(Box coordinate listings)
——

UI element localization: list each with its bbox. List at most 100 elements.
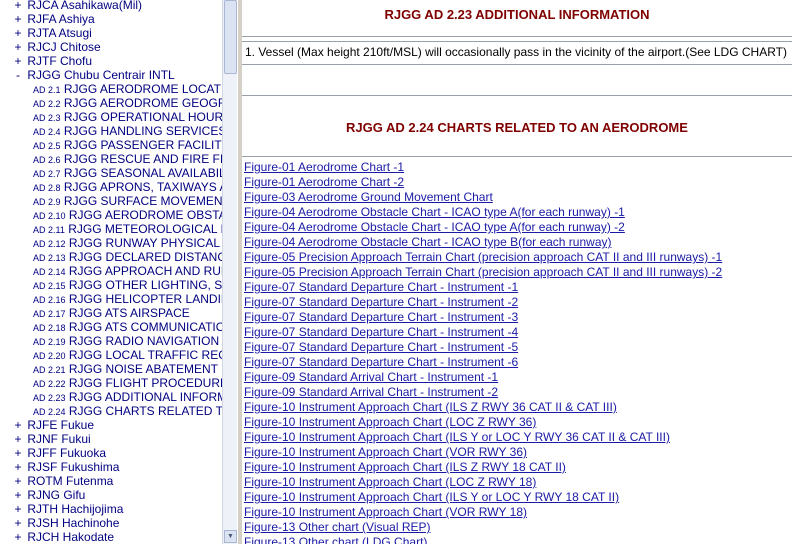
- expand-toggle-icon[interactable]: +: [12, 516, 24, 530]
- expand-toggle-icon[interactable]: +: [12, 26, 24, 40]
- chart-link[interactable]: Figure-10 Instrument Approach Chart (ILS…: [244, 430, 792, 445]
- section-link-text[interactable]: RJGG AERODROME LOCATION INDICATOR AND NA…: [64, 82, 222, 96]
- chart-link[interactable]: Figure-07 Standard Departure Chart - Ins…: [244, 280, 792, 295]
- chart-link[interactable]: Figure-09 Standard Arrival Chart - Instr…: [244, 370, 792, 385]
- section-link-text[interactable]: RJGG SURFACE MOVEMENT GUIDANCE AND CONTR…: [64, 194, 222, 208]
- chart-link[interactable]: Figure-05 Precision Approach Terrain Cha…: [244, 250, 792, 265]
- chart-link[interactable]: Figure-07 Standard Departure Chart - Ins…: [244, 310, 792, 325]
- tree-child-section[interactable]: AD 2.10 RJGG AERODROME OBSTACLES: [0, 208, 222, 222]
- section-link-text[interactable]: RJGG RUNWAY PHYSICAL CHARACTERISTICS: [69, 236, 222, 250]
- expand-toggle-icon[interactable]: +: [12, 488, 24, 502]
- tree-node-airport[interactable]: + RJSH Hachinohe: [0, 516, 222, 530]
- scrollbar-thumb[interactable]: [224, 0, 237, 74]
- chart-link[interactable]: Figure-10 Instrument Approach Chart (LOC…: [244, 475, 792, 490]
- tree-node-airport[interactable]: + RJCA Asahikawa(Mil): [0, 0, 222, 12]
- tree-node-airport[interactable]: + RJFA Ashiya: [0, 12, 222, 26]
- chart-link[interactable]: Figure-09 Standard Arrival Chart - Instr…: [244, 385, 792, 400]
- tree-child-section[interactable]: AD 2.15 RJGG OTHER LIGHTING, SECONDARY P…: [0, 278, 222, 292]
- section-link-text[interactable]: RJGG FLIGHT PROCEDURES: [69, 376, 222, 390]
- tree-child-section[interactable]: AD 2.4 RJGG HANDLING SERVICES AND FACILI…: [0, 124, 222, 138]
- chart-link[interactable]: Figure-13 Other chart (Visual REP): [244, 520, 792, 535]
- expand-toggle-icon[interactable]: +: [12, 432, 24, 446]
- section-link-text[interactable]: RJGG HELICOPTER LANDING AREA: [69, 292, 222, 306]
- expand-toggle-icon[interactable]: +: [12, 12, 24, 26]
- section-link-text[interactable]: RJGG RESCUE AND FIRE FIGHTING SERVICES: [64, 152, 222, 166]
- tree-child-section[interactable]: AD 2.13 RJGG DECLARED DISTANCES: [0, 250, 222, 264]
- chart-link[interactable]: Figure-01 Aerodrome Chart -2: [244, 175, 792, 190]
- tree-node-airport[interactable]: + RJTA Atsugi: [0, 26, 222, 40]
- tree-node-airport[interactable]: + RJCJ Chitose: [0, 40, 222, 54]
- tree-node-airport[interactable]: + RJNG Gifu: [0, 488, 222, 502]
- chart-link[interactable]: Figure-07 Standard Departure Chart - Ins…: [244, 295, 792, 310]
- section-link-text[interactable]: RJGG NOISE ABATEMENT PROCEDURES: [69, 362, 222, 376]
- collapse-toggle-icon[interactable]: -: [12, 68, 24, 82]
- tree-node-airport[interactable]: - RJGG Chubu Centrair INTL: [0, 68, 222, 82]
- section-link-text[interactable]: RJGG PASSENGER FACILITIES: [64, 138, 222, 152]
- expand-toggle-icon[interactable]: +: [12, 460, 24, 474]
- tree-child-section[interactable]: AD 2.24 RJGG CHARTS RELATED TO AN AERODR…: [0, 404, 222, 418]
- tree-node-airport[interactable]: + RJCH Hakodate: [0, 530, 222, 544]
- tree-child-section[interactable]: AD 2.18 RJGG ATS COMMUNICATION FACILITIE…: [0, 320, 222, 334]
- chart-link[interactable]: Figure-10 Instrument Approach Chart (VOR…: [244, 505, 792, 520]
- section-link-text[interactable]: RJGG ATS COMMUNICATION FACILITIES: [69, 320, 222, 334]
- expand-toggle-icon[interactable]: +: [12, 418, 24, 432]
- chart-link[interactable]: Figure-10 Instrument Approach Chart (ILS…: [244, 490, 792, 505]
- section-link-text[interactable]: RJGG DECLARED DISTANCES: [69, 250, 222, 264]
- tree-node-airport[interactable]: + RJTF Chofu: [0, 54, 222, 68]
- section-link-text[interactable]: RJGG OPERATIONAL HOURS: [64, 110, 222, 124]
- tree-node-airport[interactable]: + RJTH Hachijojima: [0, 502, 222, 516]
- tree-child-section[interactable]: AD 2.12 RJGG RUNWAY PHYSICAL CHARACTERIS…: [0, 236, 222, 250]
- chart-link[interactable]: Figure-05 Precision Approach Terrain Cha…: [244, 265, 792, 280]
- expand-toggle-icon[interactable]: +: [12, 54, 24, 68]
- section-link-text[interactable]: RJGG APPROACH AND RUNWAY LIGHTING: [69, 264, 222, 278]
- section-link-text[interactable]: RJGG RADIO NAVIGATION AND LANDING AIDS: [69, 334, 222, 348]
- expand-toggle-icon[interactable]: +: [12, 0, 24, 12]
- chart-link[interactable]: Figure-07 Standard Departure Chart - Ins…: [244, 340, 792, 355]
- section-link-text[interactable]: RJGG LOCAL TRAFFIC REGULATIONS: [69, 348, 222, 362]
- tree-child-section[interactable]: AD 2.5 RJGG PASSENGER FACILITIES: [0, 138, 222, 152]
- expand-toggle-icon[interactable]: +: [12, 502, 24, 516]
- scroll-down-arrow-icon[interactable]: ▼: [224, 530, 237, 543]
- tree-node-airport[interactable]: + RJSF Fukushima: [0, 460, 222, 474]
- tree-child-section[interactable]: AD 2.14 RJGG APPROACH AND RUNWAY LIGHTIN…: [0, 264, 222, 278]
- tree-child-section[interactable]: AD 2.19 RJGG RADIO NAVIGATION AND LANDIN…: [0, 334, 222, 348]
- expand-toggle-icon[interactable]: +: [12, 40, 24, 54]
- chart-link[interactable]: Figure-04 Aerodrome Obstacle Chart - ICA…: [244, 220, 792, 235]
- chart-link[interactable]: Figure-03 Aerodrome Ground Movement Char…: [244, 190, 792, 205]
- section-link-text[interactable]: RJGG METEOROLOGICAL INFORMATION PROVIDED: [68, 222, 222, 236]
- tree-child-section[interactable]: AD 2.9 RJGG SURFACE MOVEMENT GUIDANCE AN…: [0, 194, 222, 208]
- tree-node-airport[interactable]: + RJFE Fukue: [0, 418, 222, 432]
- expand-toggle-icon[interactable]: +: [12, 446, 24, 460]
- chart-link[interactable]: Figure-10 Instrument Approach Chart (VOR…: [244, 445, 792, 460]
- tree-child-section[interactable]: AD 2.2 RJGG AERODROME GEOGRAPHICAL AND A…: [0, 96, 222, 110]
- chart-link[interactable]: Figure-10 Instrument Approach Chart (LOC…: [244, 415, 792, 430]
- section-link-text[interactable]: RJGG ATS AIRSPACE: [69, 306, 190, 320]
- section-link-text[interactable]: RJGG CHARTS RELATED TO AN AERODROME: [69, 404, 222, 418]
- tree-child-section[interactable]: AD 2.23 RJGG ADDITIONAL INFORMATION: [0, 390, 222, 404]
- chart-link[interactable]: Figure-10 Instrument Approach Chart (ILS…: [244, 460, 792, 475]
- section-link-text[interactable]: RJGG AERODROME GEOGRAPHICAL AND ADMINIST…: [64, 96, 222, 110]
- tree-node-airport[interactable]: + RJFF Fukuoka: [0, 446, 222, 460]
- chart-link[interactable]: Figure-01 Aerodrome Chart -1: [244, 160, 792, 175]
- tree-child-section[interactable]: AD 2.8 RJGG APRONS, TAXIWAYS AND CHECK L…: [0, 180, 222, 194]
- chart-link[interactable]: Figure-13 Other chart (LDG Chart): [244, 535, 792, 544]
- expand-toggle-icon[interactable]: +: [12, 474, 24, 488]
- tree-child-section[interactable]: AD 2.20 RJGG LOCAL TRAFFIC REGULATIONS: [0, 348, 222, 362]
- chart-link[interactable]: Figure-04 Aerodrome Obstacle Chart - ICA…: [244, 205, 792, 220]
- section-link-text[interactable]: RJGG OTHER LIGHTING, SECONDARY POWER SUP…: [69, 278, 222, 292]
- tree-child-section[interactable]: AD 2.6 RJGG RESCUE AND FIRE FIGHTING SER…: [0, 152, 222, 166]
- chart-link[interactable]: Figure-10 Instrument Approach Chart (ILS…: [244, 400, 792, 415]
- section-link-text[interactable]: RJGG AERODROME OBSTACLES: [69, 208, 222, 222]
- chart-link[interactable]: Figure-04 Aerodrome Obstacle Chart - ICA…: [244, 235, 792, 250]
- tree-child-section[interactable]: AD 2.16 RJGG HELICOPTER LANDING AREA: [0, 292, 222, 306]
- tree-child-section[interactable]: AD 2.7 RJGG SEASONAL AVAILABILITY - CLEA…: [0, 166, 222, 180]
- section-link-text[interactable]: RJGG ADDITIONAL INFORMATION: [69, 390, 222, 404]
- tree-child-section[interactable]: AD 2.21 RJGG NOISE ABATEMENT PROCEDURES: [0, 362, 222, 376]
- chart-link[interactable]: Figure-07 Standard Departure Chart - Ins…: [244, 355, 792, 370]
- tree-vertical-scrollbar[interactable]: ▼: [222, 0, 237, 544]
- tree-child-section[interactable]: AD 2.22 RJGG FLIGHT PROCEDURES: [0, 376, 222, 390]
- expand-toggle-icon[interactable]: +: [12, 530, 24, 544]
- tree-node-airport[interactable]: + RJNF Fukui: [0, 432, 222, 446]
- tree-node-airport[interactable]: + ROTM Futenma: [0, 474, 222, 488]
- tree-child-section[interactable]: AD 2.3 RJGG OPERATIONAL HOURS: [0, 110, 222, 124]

——

TASK REQUIREMENTS:
Update the entries from the line containing "- expand-toggle-icon[interactable]: +: [12, 516, 24, 530]" through the line containing "- section-link-text[interactable]: RJGG SURFACE" by changing "chart-link" to "chart-button" and keeping everything else the same. Return only those lines.

FINISHED TASK:
- expand-toggle-icon[interactable]: +: [12, 516, 24, 530]
- expand-toggle-icon[interactable]: +: [12, 26, 24, 40]
- chart-button[interactable]: Figure-10 Instrument Approach Chart (ILS…: [244, 430, 792, 445]
- section-link-text[interactable]: RJGG AERODROME LOCATION INDICATOR AND NA…: [64, 82, 222, 96]
- chart-button[interactable]: Figure-07 Standard Departure Chart - Ins…: [244, 280, 792, 295]
- chart-button[interactable]: Figure-09 Standard Arrival Chart - Instr…: [244, 370, 792, 385]
- section-link-text[interactable]: RJGG SURFACE MOVEMENT GUIDANCE AND CONTR…: [64, 194, 222, 208]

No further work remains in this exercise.